> WRITTEN TASK
Pull out every line containing the string "除标注外每空".

Data records
+++++
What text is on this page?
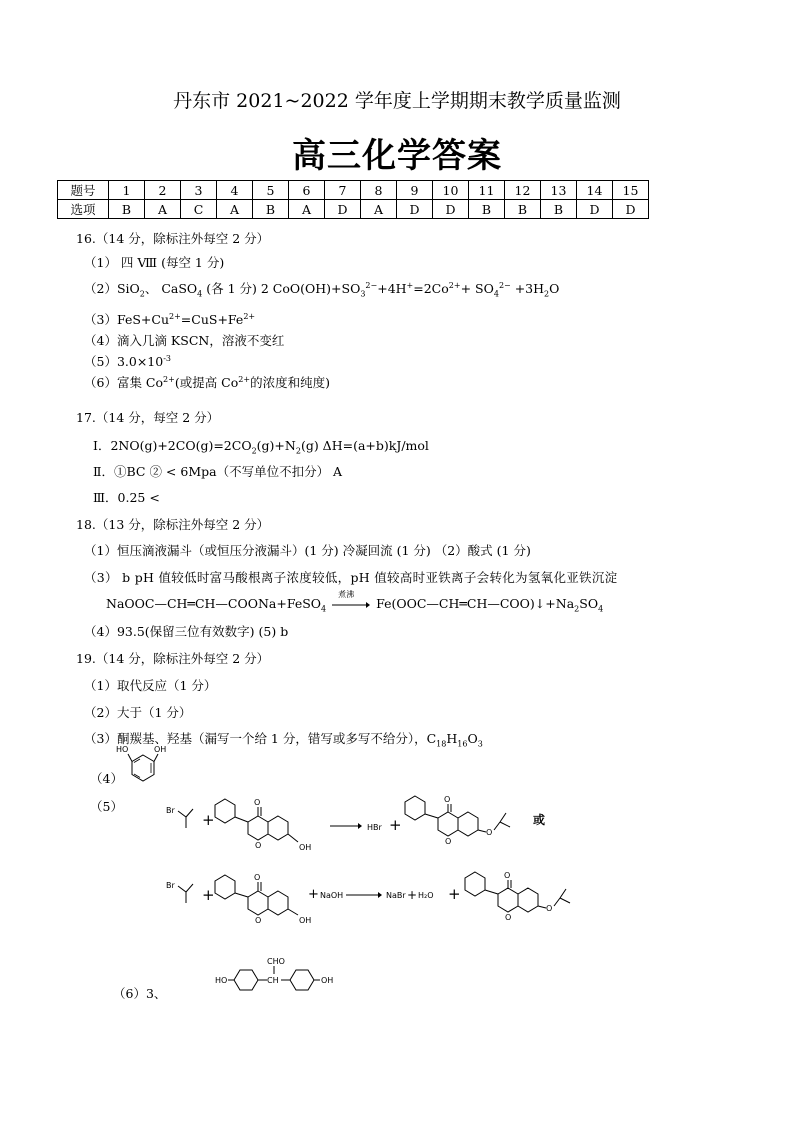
丹东市 2021~2022 学年度上学期期末教学质量监测
高三化学答案
题号	1	2	3	4	5	6	7	8	9	10	11	12	13	14	15
选项	B	A	C	A	B	A	D	A	D	D	B	B	B	D	D
16.（14 分，除标注外每空 2 分）
（1） 四 Ⅷ (每空 1 分)
（2）SiO$_2$、 CaSO$_4$ (各 1 分) 2 $CoO(OH)+SO_3^{2-}+4H^+=2Co^{2+}+ SO_4^{2-} +3H_2O$
$(3)FeS+Cu^{2+}=CuS+Fe^{2+}$
（4）滴入几滴 KSCN，溶液不变红
$(5)3.0\times 10^{-3}$
（6）富集 $Co^{2+}$(或提高 $Co^{2+}$的浓度和纯度)
17.（14 分，每空 2 分）
Ⅰ．$2NO(g)+2CO(g)=2CO_2(g)+N_2(g)$ ΔH=(a+b)kJ/mol
Ⅱ．①BC ② < 6Mpa（不写单位不扣分） A
Ⅲ．0.25 <
18.（13 分，除标注外每空 2 分）
（1）恒压滴液漏斗（或恒压分液漏斗）(1 分) 冷凝回流 (1 分) （2）酸式 (1 分)
（3） b pH 值较低时富马酸根离子浓度较低，pH 值较高时亚铁离子会转化为氢氧化亚铁沉淀
NaOOC—CH═CH—COONa+FeSO$_4$
煮沸
$Fe(OOC—CH═CH—COO)↓+Na_2SO_4$
（4）93.5(保留三位有效数字) (5) b
19.（14 分，除标注外每空 2 分）
（1）取代反应（1 分）
（2）大于（1 分）
（3）酮羰基、羟基（漏写一个给 1 分，错写或多写不给分），$C_{18}H_{16}O_3$
（4）
（5）
（6）3、
HO	OH
Br
+
O
O	OH
HBr +
O
O
O
或
Br
+
O
O	OH
+ NaOH	NaBr + H₂O +
O
O
O
HO	CH
CHO
OH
+++++
> PROBLEM SOLUTION
16.（14 分，除标注外每空 2 分）
18.（13 分，除标注外每空 2 分）
19.（14 分，除标注外每空 2 分）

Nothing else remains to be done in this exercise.